▶ [Problem requirements]: Copy every line of the data that includes the string "Schools".

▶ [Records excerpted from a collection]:
⟨

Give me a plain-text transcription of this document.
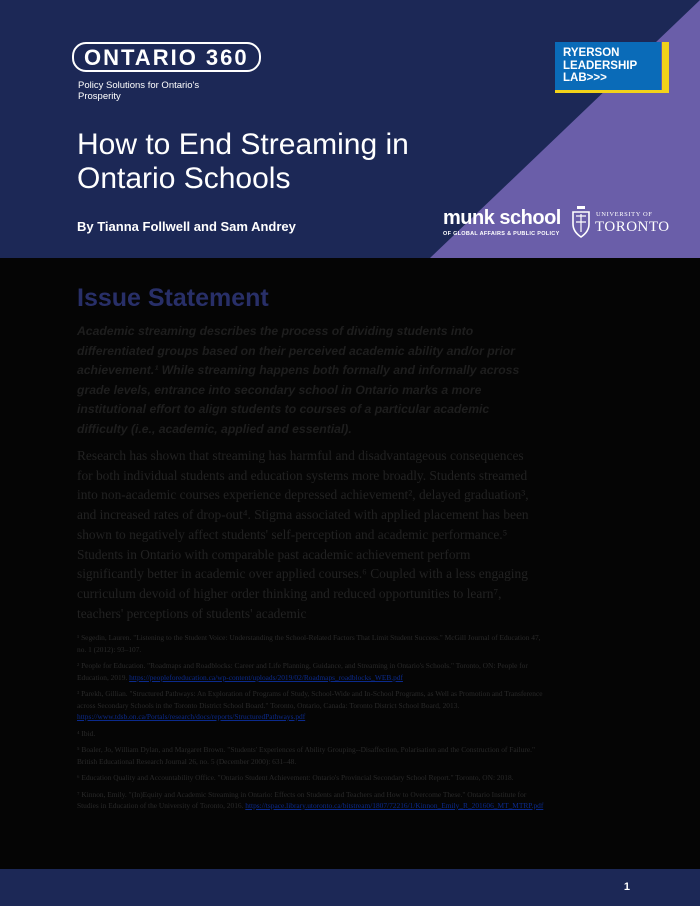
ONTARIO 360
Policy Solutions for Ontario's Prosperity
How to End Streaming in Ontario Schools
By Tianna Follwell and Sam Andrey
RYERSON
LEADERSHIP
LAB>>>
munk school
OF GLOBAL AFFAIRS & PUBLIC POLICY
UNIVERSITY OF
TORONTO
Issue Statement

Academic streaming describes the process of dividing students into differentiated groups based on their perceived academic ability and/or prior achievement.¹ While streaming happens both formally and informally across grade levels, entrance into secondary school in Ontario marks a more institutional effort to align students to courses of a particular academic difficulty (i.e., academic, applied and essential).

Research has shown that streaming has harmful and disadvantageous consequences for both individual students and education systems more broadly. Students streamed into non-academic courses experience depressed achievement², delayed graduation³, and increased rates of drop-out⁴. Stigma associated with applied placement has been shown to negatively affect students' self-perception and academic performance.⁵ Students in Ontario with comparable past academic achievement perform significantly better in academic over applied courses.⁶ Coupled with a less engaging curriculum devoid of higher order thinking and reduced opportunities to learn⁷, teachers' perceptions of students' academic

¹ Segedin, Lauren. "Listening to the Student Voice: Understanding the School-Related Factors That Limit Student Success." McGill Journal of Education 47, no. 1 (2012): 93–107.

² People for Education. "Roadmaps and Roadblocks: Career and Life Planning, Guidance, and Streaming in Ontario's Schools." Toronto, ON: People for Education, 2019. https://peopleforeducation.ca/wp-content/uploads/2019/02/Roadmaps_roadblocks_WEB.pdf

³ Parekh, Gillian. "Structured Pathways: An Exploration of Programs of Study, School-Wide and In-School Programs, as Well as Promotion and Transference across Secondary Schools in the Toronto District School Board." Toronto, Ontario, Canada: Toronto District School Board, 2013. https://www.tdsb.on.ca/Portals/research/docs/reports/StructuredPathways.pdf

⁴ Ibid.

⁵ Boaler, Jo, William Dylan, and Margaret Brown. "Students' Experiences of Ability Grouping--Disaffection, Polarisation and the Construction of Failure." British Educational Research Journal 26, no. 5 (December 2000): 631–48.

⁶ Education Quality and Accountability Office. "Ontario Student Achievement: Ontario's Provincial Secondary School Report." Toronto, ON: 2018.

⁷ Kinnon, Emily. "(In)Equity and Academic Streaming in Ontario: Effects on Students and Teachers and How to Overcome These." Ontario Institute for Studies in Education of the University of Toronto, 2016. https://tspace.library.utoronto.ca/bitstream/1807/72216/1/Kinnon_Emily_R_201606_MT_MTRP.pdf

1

⟩

▶ [Output of the task]:
How to End Streaming in Ontario Schools
² People for Education. "Roadmaps and Roadblocks: Career and Life Planning, Guidance, and Streaming in Ontario's Schools." Toronto, ON: People for Education, 2019. https://peopleforeducation.ca/wp-content/uploads/2019/02/Roadmaps_roadblocks_WEB.pdf
³ Parekh, Gillian. "Structured Pathways: An Exploration of Programs of Study, School-Wide and In-School Programs, as Well as Promotion and Transference across Secondary Schools in the Toronto District School Board." Toronto, Ontario, Canada: Toronto District School Board, 2013. https://www.tdsb.on.ca/Portals/research/docs/reports/StructuredPathways.pdf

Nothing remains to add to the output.